*Problem to solve*
Repeat every line of the listing below exactly, minus the pictures.

-------- Data entries --------

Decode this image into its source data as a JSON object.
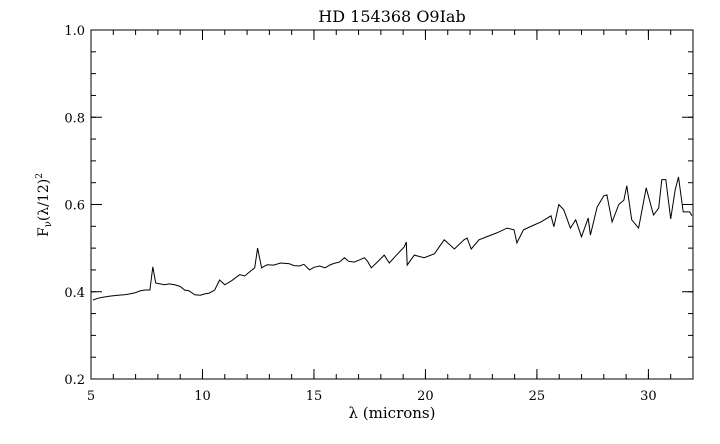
{
  "chart_data": {
    "type": "line",
    "title": "HD 154368 O9Iab",
    "xlabel": "λ (microns)",
    "ylabel_main": "F",
    "ylabel_sub": "ν",
    "ylabel_rest": "(λ/12)",
    "ylabel_sup": "2",
    "xlim": [
      5,
      32
    ],
    "ylim": [
      0.2,
      1.0
    ],
    "xticks": [
      5,
      10,
      15,
      20,
      25,
      30
    ],
    "xtick_labels": [
      "5",
      "10",
      "15",
      "20",
      "25",
      "30"
    ],
    "x_minor_step": 1,
    "yticks": [
      0.2,
      0.4,
      0.6,
      0.8,
      1.0
    ],
    "ytick_labels": [
      "0.2",
      "0.4",
      "0.6",
      "0.8",
      "1.0"
    ],
    "y_minor_step": 0.05,
    "grid": false,
    "line_color": "#000000",
    "series": [
      {
        "x": [
          5.09,
          5.3,
          5.5,
          5.85,
          6.2,
          6.5,
          6.74,
          7.0,
          7.2,
          7.42,
          7.64,
          7.77,
          7.9,
          8.1,
          8.3,
          8.5,
          8.76,
          9.0,
          9.2,
          9.4,
          9.65,
          9.9,
          10.1,
          10.3,
          10.55,
          10.77,
          11.0,
          11.3,
          11.67,
          11.9,
          12.1,
          12.34,
          12.47,
          12.65,
          12.9,
          13.2,
          13.5,
          13.9,
          14.1,
          14.35,
          14.55,
          14.8,
          15.0,
          15.25,
          15.5,
          15.7,
          15.9,
          16.14,
          16.37,
          16.55,
          16.8,
          17.0,
          17.26,
          17.4,
          17.57,
          17.84,
          18.15,
          18.38,
          18.7,
          19.05,
          19.14,
          19.18,
          19.5,
          19.94,
          20.4,
          20.84,
          21.3,
          21.73,
          21.87,
          22.05,
          22.4,
          22.85,
          23.2,
          23.66,
          23.97,
          24.1,
          24.4,
          24.87,
          25.18,
          25.63,
          25.76,
          25.98,
          26.2,
          26.5,
          26.74,
          27.0,
          27.3,
          27.4,
          27.7,
          28.0,
          28.14,
          28.37,
          28.67,
          28.9,
          29.03,
          29.25,
          29.56,
          29.8,
          29.9,
          30.23,
          30.46,
          30.6,
          30.78,
          31.0,
          31.2,
          31.35,
          31.56,
          31.85,
          31.95
        ],
        "y": [
          0.381,
          0.385,
          0.387,
          0.39,
          0.392,
          0.393,
          0.395,
          0.398,
          0.402,
          0.404,
          0.404,
          0.457,
          0.42,
          0.418,
          0.416,
          0.418,
          0.416,
          0.412,
          0.404,
          0.402,
          0.393,
          0.392,
          0.395,
          0.397,
          0.404,
          0.427,
          0.416,
          0.425,
          0.439,
          0.436,
          0.445,
          0.455,
          0.5,
          0.455,
          0.462,
          0.461,
          0.466,
          0.464,
          0.46,
          0.459,
          0.463,
          0.45,
          0.456,
          0.459,
          0.455,
          0.461,
          0.465,
          0.468,
          0.478,
          0.47,
          0.468,
          0.472,
          0.478,
          0.47,
          0.455,
          0.468,
          0.484,
          0.466,
          0.484,
          0.503,
          0.514,
          0.461,
          0.484,
          0.478,
          0.487,
          0.519,
          0.498,
          0.519,
          0.523,
          0.498,
          0.519,
          0.528,
          0.535,
          0.546,
          0.542,
          0.512,
          0.542,
          0.553,
          0.56,
          0.574,
          0.549,
          0.6,
          0.588,
          0.546,
          0.565,
          0.526,
          0.569,
          0.53,
          0.594,
          0.62,
          0.622,
          0.56,
          0.6,
          0.61,
          0.643,
          0.565,
          0.546,
          0.61,
          0.638,
          0.576,
          0.592,
          0.657,
          0.657,
          0.567,
          0.634,
          0.663,
          0.583,
          0.583,
          0.574
        ]
      }
    ]
  }
}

--------

*Exercise response*
Decode this image into its source data as a JSON object.
{
  "chart_data": {
    "type": "line",
    "title": "HD 154368 O9Iab",
    "xlabel": "λ (microns)",
    "ylabel_main": "F",
    "ylabel_sub": "ν",
    "ylabel_rest": "(λ/12)",
    "ylabel_sup": "2",
    "xlim": [
      5,
      32
    ],
    "ylim": [
      0.2,
      1.0
    ],
    "xticks": [
      5,
      10,
      15,
      20,
      25,
      30
    ],
    "xtick_labels": [
      "5",
      "10",
      "15",
      "20",
      "25",
      "30"
    ],
    "x_minor_step": 1,
    "yticks": [
      0.2,
      0.4,
      0.6,
      0.8,
      1.0
    ],
    "ytick_labels": [
      "0.2",
      "0.4",
      "0.6",
      "0.8",
      "1.0"
    ],
    "y_minor_step": 0.05,
    "grid": false,
    "line_color": "#000000",
    "series": [
      {
        "x": [
          5.09,
          5.3,
          5.5,
          5.85,
          6.2,
          6.5,
          6.74,
          7.0,
          7.2,
          7.42,
          7.64,
          7.77,
          7.9,
          8.1,
          8.3,
          8.5,
          8.76,
          9.0,
          9.2,
          9.4,
          9.65,
          9.9,
          10.1,
          10.3,
          10.55,
          10.77,
          11.0,
          11.3,
          11.67,
          11.9,
          12.1,
          12.34,
          12.47,
          12.65,
          12.9,
          13.2,
          13.5,
          13.9,
          14.1,
          14.35,
          14.55,
          14.8,
          15.0,
          15.25,
          15.5,
          15.7,
          15.9,
          16.14,
          16.37,
          16.55,
          16.8,
          17.0,
          17.26,
          17.4,
          17.57,
          17.84,
          18.15,
          18.38,
          18.7,
          19.05,
          19.14,
          19.18,
          19.5,
          19.94,
          20.4,
          20.84,
          21.3,
          21.73,
          21.87,
          22.05,
          22.4,
          22.85,
          23.2,
          23.66,
          23.97,
          24.1,
          24.4,
          24.87,
          25.18,
          25.63,
          25.76,
          25.98,
          26.2,
          26.5,
          26.74,
          27.0,
          27.3,
          27.4,
          27.7,
          28.0,
          28.14,
          28.37,
          28.67,
          28.9,
          29.03,
          29.25,
          29.56,
          29.8,
          29.9,
          30.23,
          30.46,
          30.6,
          30.78,
          31.0,
          31.2,
          31.35,
          31.56,
          31.85,
          31.95
        ],
        "y": [
          0.381,
          0.385,
          0.387,
          0.39,
          0.392,
          0.393,
          0.395,
          0.398,
          0.402,
          0.404,
          0.404,
          0.457,
          0.42,
          0.418,
          0.416,
          0.418,
          0.416,
          0.412,
          0.404,
          0.402,
          0.393,
          0.392,
          0.395,
          0.397,
          0.404,
          0.427,
          0.416,
          0.425,
          0.439,
          0.436,
          0.445,
          0.455,
          0.5,
          0.455,
          0.462,
          0.461,
          0.466,
          0.464,
          0.46,
          0.459,
          0.463,
          0.45,
          0.456,
          0.459,
          0.455,
          0.461,
          0.465,
          0.468,
          0.478,
          0.47,
          0.468,
          0.472,
          0.478,
          0.47,
          0.455,
          0.468,
          0.484,
          0.466,
          0.484,
          0.503,
          0.514,
          0.461,
          0.484,
          0.478,
          0.487,
          0.519,
          0.498,
          0.519,
          0.523,
          0.498,
          0.519,
          0.528,
          0.535,
          0.546,
          0.542,
          0.512,
          0.542,
          0.553,
          0.56,
          0.574,
          0.549,
          0.6,
          0.588,
          0.546,
          0.565,
          0.526,
          0.569,
          0.53,
          0.594,
          0.62,
          0.622,
          0.56,
          0.6,
          0.61,
          0.643,
          0.565,
          0.546,
          0.61,
          0.638,
          0.576,
          0.592,
          0.657,
          0.657,
          0.567,
          0.634,
          0.663,
          0.583,
          0.583,
          0.574
        ]
      }
    ]
  }
}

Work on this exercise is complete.